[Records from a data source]
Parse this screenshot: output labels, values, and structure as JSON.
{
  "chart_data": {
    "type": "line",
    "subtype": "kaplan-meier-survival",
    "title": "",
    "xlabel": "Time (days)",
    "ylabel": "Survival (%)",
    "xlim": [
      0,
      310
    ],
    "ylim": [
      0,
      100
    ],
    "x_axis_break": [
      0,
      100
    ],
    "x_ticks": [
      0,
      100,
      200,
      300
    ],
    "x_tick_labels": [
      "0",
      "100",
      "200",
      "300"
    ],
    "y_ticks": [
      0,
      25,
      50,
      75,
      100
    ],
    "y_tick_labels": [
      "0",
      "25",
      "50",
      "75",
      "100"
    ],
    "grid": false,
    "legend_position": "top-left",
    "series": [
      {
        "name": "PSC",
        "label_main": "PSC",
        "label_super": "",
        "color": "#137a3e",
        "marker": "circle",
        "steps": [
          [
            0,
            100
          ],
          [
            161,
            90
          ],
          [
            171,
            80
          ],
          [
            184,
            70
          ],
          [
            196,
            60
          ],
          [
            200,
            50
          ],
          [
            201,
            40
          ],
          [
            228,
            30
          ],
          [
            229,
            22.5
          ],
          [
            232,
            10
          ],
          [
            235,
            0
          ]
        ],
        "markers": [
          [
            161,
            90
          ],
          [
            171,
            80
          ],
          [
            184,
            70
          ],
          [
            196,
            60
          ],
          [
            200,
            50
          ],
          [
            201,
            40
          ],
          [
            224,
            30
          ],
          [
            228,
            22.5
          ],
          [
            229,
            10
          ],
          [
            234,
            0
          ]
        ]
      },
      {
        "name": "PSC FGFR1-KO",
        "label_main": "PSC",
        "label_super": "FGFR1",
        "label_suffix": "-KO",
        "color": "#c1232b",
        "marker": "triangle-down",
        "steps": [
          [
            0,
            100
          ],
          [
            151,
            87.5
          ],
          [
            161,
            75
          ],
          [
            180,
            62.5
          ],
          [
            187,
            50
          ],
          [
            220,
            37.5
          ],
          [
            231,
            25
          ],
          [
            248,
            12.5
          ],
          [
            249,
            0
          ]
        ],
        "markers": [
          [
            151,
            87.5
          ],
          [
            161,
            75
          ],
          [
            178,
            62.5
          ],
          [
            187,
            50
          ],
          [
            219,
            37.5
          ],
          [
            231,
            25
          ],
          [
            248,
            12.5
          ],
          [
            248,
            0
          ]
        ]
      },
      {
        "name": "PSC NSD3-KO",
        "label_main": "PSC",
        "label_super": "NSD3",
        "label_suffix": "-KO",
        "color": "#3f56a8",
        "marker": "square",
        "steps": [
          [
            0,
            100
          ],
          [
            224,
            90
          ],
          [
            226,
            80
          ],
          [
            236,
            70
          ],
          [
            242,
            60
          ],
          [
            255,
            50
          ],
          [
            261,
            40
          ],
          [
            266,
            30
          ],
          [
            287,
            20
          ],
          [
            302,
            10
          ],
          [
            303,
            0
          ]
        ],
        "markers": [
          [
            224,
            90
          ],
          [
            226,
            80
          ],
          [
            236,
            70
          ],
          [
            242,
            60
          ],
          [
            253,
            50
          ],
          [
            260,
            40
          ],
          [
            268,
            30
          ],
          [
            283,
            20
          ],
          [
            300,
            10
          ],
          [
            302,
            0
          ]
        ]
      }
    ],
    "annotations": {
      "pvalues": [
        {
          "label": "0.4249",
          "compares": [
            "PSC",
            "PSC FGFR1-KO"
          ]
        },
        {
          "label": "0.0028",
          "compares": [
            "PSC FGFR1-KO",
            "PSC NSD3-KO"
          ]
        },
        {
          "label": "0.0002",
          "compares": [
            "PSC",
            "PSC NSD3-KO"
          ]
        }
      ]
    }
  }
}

STATED PROBLEM -
Repeat every line of the data, exactly and in full.

RESPONSE TO THE TASK -
Parse this screenshot: output labels, values, and structure as JSON.
{
  "chart_data": {
    "type": "line",
    "subtype": "kaplan-meier-survival",
    "title": "",
    "xlabel": "Time (days)",
    "ylabel": "Survival (%)",
    "xlim": [
      0,
      310
    ],
    "ylim": [
      0,
      100
    ],
    "x_axis_break": [
      0,
      100
    ],
    "x_ticks": [
      0,
      100,
      200,
      300
    ],
    "x_tick_labels": [
      "0",
      "100",
      "200",
      "300"
    ],
    "y_ticks": [
      0,
      25,
      50,
      75,
      100
    ],
    "y_tick_labels": [
      "0",
      "25",
      "50",
      "75",
      "100"
    ],
    "grid": false,
    "legend_position": "top-left",
    "series": [
      {
        "name": "PSC",
        "label_main": "PSC",
        "label_super": "",
        "color": "#137a3e",
        "marker": "circle",
        "steps": [
          [
            0,
            100
          ],
          [
            161,
            90
          ],
          [
            171,
            80
          ],
          [
            184,
            70
          ],
          [
            196,
            60
          ],
          [
            200,
            50
          ],
          [
            201,
            40
          ],
          [
            228,
            30
          ],
          [
            229,
            22.5
          ],
          [
            232,
            10
          ],
          [
            235,
            0
          ]
        ],
        "markers": [
          [
            161,
            90
          ],
          [
            171,
            80
          ],
          [
            184,
            70
          ],
          [
            196,
            60
          ],
          [
            200,
            50
          ],
          [
            201,
            40
          ],
          [
            224,
            30
          ],
          [
            228,
            22.5
          ],
          [
            229,
            10
          ],
          [
            234,
            0
          ]
        ]
      },
      {
        "name": "PSC FGFR1-KO",
        "label_main": "PSC",
        "label_super": "FGFR1",
        "label_suffix": "-KO",
        "color": "#c1232b",
        "marker": "triangle-down",
        "steps": [
          [
            0,
            100
          ],
          [
            151,
            87.5
          ],
          [
            161,
            75
          ],
          [
            180,
            62.5
          ],
          [
            187,
            50
          ],
          [
            220,
            37.5
          ],
          [
            231,
            25
          ],
          [
            248,
            12.5
          ],
          [
            249,
            0
          ]
        ],
        "markers": [
          [
            151,
            87.5
          ],
          [
            161,
            75
          ],
          [
            178,
            62.5
          ],
          [
            187,
            50
          ],
          [
            219,
            37.5
          ],
          [
            231,
            25
          ],
          [
            248,
            12.5
          ],
          [
            248,
            0
          ]
        ]
      },
      {
        "name": "PSC NSD3-KO",
        "label_main": "PSC",
        "label_super": "NSD3",
        "label_suffix": "-KO",
        "color": "#3f56a8",
        "marker": "square",
        "steps": [
          [
            0,
            100
          ],
          [
            224,
            90
          ],
          [
            226,
            80
          ],
          [
            236,
            70
          ],
          [
            242,
            60
          ],
          [
            255,
            50
          ],
          [
            261,
            40
          ],
          [
            266,
            30
          ],
          [
            287,
            20
          ],
          [
            302,
            10
          ],
          [
            303,
            0
          ]
        ],
        "markers": [
          [
            224,
            90
          ],
          [
            226,
            80
          ],
          [
            236,
            70
          ],
          [
            242,
            60
          ],
          [
            253,
            50
          ],
          [
            260,
            40
          ],
          [
            268,
            30
          ],
          [
            283,
            20
          ],
          [
            300,
            10
          ],
          [
            302,
            0
          ]
        ]
      }
    ],
    "annotations": {
      "pvalues": [
        {
          "label": "0.4249",
          "compares": [
            "PSC",
            "PSC FGFR1-KO"
          ]
        },
        {
          "label": "0.0028",
          "compares": [
            "PSC FGFR1-KO",
            "PSC NSD3-KO"
          ]
        },
        {
          "label": "0.0002",
          "compares": [
            "PSC",
            "PSC NSD3-KO"
          ]
        }
      ]
    }
  }
}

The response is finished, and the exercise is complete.